━━━━━ Input material ━━━━━
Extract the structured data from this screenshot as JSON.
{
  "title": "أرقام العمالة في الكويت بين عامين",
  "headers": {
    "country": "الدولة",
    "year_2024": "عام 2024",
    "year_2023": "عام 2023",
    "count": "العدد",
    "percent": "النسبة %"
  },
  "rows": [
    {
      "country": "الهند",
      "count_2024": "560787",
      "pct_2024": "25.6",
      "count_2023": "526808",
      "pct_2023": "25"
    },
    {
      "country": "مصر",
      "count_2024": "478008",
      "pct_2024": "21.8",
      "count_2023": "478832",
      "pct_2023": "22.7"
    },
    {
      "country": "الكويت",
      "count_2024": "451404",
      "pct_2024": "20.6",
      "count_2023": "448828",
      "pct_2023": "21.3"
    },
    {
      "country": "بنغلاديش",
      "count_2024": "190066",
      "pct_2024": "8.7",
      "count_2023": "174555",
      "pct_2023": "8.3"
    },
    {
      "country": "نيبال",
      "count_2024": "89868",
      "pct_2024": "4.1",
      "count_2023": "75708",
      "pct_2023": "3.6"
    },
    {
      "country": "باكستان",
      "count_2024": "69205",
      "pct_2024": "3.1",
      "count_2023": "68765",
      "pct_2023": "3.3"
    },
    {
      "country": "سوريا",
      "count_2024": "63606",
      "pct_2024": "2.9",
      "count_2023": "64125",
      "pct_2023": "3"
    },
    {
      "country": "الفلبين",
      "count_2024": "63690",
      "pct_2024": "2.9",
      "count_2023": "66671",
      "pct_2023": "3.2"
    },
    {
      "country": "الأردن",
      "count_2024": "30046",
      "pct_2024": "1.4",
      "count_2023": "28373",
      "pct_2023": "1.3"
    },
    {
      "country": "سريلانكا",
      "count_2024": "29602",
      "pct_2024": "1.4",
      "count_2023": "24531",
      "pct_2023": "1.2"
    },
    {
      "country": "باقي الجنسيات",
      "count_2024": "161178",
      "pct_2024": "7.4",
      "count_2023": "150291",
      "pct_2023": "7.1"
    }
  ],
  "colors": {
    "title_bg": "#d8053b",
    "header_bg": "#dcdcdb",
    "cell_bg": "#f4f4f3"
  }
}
━━━━━
→ **Exercise objective**: Identify and copy lines that hold the string "الكويت".

→ **Correct response**:
  "title": "أرقام العمالة في الكويت بين عامين",
      "country": "الكويت",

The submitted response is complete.